Directive: Return the listing below word for word.

Excerpted data:
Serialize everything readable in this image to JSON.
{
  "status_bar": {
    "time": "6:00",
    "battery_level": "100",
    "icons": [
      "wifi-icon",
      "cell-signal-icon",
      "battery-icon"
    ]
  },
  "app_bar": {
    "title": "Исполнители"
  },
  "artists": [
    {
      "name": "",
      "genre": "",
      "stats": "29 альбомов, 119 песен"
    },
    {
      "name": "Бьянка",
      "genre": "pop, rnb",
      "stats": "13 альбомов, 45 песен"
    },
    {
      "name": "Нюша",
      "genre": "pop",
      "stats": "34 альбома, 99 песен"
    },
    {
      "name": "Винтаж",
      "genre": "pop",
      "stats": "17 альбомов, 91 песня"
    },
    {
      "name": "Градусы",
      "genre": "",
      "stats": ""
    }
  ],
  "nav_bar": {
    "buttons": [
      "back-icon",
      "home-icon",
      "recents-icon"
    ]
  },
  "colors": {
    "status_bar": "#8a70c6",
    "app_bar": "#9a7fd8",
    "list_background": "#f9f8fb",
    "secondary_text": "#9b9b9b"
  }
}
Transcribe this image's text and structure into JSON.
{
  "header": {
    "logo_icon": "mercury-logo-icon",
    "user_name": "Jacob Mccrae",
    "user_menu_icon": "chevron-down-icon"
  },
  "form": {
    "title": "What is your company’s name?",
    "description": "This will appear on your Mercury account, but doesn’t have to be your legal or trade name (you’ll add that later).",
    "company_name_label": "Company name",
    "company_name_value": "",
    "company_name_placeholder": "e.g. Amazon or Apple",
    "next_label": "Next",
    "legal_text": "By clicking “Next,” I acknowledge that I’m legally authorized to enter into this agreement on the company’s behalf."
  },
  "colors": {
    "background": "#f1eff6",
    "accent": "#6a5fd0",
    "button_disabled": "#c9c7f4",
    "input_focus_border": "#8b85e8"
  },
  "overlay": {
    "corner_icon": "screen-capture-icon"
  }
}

Response to the task:
Serialize everything readable in this image to JSON.
{
  "status_bar": {
    "time": "6:00",
    "battery_level": "100",
    "icons": [
      "wifi-icon",
      "cell-signal-icon",
      "battery-icon"
    ]
  },
  "app_bar": {
    "title": "Исполнители"
  },
  "artists": [
    {
      "name": "",
      "genre": "",
      "stats": "29 альбомов, 119 песен"
    },
    {
      "name": "Бьянка",
      "genre": "pop, rnb",
      "stats": "13 альбомов, 45 песен"
    },
    {
      "name": "Нюша",
      "genre": "pop",
      "stats": "34 альбома, 99 песен"
    },
    {
      "name": "Винтаж",
      "genre": "pop",
      "stats": "17 альбомов, 91 песня"
    },
    {
      "name": "Градусы",
      "genre": "",
      "stats": ""
    }
  ],
  "nav_bar": {
    "buttons": [
      "back-icon",
      "home-icon",
      "recents-icon"
    ]
  },
  "colors": {
    "status_bar": "#8a70c6",
    "app_bar": "#9a7fd8",
    "list_background": "#f9f8fb",
    "secondary_text": "#9b9b9b"
  }
}
Transcribe this image's text and structure into JSON.
{
  "header": {
    "logo_icon": "mercury-logo-icon",
    "user_name": "Jacob Mccrae",
    "user_menu_icon": "chevron-down-icon"
  },
  "form": {
    "title": "What is your company’s name?",
    "description": "This will appear on your Mercury account, but doesn’t have to be your legal or trade name (you’ll add that later).",
    "company_name_label": "Company name",
    "company_name_value": "",
    "company_name_placeholder": "e.g. Amazon or Apple",
    "next_label": "Next",
    "legal_text": "By clicking “Next,” I acknowledge that I’m legally authorized to enter into this agreement on the company’s behalf."
  },
  "colors": {
    "background": "#f1eff6",
    "accent": "#6a5fd0",
    "button_disabled": "#c9c7f4",
    "input_focus_border": "#8b85e8"
  },
  "overlay": {
    "corner_icon": "screen-capture-icon"
  }
}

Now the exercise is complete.